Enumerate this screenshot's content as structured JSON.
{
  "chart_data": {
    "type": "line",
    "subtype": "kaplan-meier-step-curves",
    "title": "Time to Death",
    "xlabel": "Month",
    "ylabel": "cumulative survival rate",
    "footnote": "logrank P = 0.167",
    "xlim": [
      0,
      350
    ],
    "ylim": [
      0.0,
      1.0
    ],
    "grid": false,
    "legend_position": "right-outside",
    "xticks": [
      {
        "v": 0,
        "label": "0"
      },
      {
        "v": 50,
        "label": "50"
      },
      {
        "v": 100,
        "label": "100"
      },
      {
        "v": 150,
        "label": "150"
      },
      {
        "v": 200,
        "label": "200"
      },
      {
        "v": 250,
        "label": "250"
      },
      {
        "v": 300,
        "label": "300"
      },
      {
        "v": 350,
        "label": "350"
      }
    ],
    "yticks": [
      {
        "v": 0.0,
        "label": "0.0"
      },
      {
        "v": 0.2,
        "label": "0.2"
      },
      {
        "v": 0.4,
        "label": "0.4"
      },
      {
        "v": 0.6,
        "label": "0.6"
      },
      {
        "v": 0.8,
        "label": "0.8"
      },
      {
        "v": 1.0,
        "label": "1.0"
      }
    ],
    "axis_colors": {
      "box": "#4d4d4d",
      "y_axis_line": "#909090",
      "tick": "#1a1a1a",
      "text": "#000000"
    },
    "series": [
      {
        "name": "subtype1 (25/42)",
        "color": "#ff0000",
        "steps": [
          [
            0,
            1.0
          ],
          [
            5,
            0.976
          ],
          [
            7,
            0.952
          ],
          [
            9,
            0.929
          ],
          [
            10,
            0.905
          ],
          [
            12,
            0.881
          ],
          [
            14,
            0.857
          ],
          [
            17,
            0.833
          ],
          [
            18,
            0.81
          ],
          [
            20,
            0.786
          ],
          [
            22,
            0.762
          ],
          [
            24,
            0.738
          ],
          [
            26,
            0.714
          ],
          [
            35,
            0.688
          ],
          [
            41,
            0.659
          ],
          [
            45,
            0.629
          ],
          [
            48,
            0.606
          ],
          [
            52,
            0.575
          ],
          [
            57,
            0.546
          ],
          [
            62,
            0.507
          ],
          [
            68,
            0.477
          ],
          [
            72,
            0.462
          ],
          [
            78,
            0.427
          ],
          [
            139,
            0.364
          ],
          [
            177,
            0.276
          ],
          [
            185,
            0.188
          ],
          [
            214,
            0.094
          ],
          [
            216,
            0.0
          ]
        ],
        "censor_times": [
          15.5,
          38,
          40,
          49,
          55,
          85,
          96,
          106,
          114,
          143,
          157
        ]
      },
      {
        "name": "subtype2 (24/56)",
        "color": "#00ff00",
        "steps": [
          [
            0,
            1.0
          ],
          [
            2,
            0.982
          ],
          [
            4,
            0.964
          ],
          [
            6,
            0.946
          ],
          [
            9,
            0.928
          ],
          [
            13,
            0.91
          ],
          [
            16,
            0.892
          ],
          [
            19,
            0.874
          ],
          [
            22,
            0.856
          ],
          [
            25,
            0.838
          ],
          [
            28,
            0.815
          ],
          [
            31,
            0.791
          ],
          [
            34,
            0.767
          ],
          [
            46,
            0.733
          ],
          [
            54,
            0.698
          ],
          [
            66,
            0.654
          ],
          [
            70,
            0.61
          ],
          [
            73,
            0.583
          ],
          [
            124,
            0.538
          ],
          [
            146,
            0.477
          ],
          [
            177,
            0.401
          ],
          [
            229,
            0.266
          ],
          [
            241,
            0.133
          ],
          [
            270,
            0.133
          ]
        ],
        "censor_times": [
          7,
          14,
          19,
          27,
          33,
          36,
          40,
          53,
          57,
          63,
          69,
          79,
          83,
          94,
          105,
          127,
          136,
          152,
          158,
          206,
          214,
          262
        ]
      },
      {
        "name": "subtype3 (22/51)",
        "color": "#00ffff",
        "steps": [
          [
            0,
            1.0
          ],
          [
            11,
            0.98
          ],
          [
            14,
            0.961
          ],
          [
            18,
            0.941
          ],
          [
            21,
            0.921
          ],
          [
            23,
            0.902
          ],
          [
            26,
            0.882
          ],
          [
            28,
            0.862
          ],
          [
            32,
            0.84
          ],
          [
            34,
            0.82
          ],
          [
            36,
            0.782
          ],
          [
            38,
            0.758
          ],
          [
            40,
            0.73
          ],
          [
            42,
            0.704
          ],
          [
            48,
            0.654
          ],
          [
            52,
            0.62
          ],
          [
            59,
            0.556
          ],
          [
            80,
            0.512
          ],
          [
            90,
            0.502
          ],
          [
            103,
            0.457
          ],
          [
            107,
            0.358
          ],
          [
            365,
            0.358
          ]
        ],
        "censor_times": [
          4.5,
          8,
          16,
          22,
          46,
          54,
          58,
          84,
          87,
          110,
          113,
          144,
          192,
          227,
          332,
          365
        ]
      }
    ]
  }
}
■ ■ ■ ■ ■
> THE EXERCISE
Quote the entire listing above exactly.

> ANSWER FOR THIS EXERCISE
Enumerate this screenshot's content as structured JSON.
{
  "chart_data": {
    "type": "line",
    "subtype": "kaplan-meier-step-curves",
    "title": "Time to Death",
    "xlabel": "Month",
    "ylabel": "cumulative survival rate",
    "footnote": "logrank P = 0.167",
    "xlim": [
      0,
      350
    ],
    "ylim": [
      0.0,
      1.0
    ],
    "grid": false,
    "legend_position": "right-outside",
    "xticks": [
      {
        "v": 0,
        "label": "0"
      },
      {
        "v": 50,
        "label": "50"
      },
      {
        "v": 100,
        "label": "100"
      },
      {
        "v": 150,
        "label": "150"
      },
      {
        "v": 200,
        "label": "200"
      },
      {
        "v": 250,
        "label": "250"
      },
      {
        "v": 300,
        "label": "300"
      },
      {
        "v": 350,
        "label": "350"
      }
    ],
    "yticks": [
      {
        "v": 0.0,
        "label": "0.0"
      },
      {
        "v": 0.2,
        "label": "0.2"
      },
      {
        "v": 0.4,
        "label": "0.4"
      },
      {
        "v": 0.6,
        "label": "0.6"
      },
      {
        "v": 0.8,
        "label": "0.8"
      },
      {
        "v": 1.0,
        "label": "1.0"
      }
    ],
    "axis_colors": {
      "box": "#4d4d4d",
      "y_axis_line": "#909090",
      "tick": "#1a1a1a",
      "text": "#000000"
    },
    "series": [
      {
        "name": "subtype1 (25/42)",
        "color": "#ff0000",
        "steps": [
          [
            0,
            1.0
          ],
          [
            5,
            0.976
          ],
          [
            7,
            0.952
          ],
          [
            9,
            0.929
          ],
          [
            10,
            0.905
          ],
          [
            12,
            0.881
          ],
          [
            14,
            0.857
          ],
          [
            17,
            0.833
          ],
          [
            18,
            0.81
          ],
          [
            20,
            0.786
          ],
          [
            22,
            0.762
          ],
          [
            24,
            0.738
          ],
          [
            26,
            0.714
          ],
          [
            35,
            0.688
          ],
          [
            41,
            0.659
          ],
          [
            45,
            0.629
          ],
          [
            48,
            0.606
          ],
          [
            52,
            0.575
          ],
          [
            57,
            0.546
          ],
          [
            62,
            0.507
          ],
          [
            68,
            0.477
          ],
          [
            72,
            0.462
          ],
          [
            78,
            0.427
          ],
          [
            139,
            0.364
          ],
          [
            177,
            0.276
          ],
          [
            185,
            0.188
          ],
          [
            214,
            0.094
          ],
          [
            216,
            0.0
          ]
        ],
        "censor_times": [
          15.5,
          38,
          40,
          49,
          55,
          85,
          96,
          106,
          114,
          143,
          157
        ]
      },
      {
        "name": "subtype2 (24/56)",
        "color": "#00ff00",
        "steps": [
          [
            0,
            1.0
          ],
          [
            2,
            0.982
          ],
          [
            4,
            0.964
          ],
          [
            6,
            0.946
          ],
          [
            9,
            0.928
          ],
          [
            13,
            0.91
          ],
          [
            16,
            0.892
          ],
          [
            19,
            0.874
          ],
          [
            22,
            0.856
          ],
          [
            25,
            0.838
          ],
          [
            28,
            0.815
          ],
          [
            31,
            0.791
          ],
          [
            34,
            0.767
          ],
          [
            46,
            0.733
          ],
          [
            54,
            0.698
          ],
          [
            66,
            0.654
          ],
          [
            70,
            0.61
          ],
          [
            73,
            0.583
          ],
          [
            124,
            0.538
          ],
          [
            146,
            0.477
          ],
          [
            177,
            0.401
          ],
          [
            229,
            0.266
          ],
          [
            241,
            0.133
          ],
          [
            270,
            0.133
          ]
        ],
        "censor_times": [
          7,
          14,
          19,
          27,
          33,
          36,
          40,
          53,
          57,
          63,
          69,
          79,
          83,
          94,
          105,
          127,
          136,
          152,
          158,
          206,
          214,
          262
        ]
      },
      {
        "name": "subtype3 (22/51)",
        "color": "#00ffff",
        "steps": [
          [
            0,
            1.0
          ],
          [
            11,
            0.98
          ],
          [
            14,
            0.961
          ],
          [
            18,
            0.941
          ],
          [
            21,
            0.921
          ],
          [
            23,
            0.902
          ],
          [
            26,
            0.882
          ],
          [
            28,
            0.862
          ],
          [
            32,
            0.84
          ],
          [
            34,
            0.82
          ],
          [
            36,
            0.782
          ],
          [
            38,
            0.758
          ],
          [
            40,
            0.73
          ],
          [
            42,
            0.704
          ],
          [
            48,
            0.654
          ],
          [
            52,
            0.62
          ],
          [
            59,
            0.556
          ],
          [
            80,
            0.512
          ],
          [
            90,
            0.502
          ],
          [
            103,
            0.457
          ],
          [
            107,
            0.358
          ],
          [
            365,
            0.358
          ]
        ],
        "censor_times": [
          4.5,
          8,
          16,
          22,
          46,
          54,
          58,
          84,
          87,
          110,
          113,
          144,
          192,
          227,
          332,
          365
        ]
      }
    ]
  }
}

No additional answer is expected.